> _What is needed_:
Your task is to filter the data below down to the lines holding "получение".

[Stored data entries]

========

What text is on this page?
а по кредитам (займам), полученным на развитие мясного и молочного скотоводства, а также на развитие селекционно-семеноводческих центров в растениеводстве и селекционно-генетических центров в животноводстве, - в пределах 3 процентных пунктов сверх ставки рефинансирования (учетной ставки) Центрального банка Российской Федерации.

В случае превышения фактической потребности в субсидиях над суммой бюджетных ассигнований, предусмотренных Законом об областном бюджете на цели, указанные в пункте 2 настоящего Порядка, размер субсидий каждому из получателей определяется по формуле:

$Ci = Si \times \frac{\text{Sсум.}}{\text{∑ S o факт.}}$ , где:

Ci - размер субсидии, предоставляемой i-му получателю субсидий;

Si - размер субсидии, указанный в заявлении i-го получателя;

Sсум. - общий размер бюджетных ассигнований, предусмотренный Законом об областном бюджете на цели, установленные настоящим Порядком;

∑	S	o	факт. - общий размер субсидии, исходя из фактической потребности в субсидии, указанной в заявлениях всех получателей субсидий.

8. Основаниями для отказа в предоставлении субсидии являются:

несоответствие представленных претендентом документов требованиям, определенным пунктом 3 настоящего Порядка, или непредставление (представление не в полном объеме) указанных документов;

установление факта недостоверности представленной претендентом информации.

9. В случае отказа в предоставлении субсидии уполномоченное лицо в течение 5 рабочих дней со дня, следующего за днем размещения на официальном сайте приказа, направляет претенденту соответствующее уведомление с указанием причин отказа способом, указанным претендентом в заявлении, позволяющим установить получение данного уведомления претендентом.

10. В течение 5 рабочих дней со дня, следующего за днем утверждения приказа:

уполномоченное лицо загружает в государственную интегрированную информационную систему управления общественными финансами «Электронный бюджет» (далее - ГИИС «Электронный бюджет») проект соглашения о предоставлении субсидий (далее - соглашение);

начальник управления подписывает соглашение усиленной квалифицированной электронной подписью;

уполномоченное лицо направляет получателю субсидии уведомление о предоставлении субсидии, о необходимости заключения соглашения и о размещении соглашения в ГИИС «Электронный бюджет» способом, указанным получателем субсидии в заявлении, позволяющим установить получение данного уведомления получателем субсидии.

========

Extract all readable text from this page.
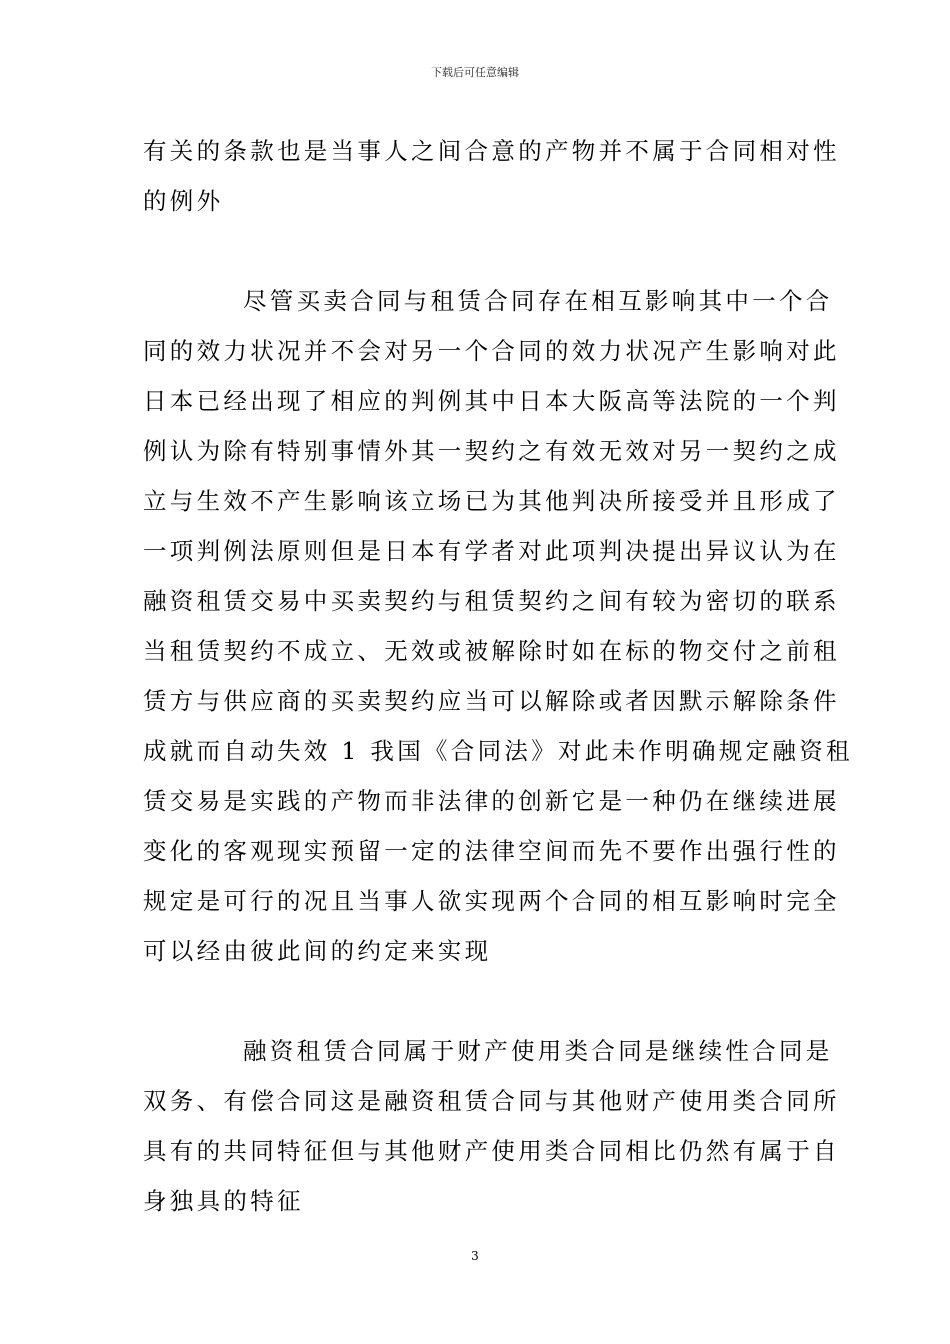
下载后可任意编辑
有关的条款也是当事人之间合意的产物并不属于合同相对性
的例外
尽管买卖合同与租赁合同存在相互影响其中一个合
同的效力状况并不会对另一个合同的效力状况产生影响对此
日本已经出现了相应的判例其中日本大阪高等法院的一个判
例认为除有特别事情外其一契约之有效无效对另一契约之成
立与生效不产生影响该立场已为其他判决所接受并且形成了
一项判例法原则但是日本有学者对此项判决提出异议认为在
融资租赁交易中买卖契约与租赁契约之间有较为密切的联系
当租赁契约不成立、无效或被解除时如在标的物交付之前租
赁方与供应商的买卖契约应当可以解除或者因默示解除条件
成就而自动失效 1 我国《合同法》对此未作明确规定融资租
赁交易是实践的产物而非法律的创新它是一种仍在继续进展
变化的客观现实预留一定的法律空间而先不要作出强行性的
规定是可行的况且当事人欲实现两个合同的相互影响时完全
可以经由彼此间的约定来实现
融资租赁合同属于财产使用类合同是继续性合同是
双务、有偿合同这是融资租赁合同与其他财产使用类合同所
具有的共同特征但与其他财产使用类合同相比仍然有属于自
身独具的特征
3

========

> _Complete response_:
9. В случае отказа в предоставлении субсидии уполномоченное лицо в течение 5 рабочих дней со дня, следующего за днем размещения на официальном сайте приказа, направляет претенденту соответствующее уведомление с указанием причин отказа способом, указанным претендентом в заявлении, позволяющим установить получение данного уведомления претендентом.
уполномоченное лицо направляет получателю субсидии уведомление о предоставлении субсидии, о необходимости заключения соглашения и о размещении соглашения в ГИИС «Электронный бюджет» способом, указанным получателем субсидии в заявлении, позволяющим установить получение данного уведомления получателем субсидии.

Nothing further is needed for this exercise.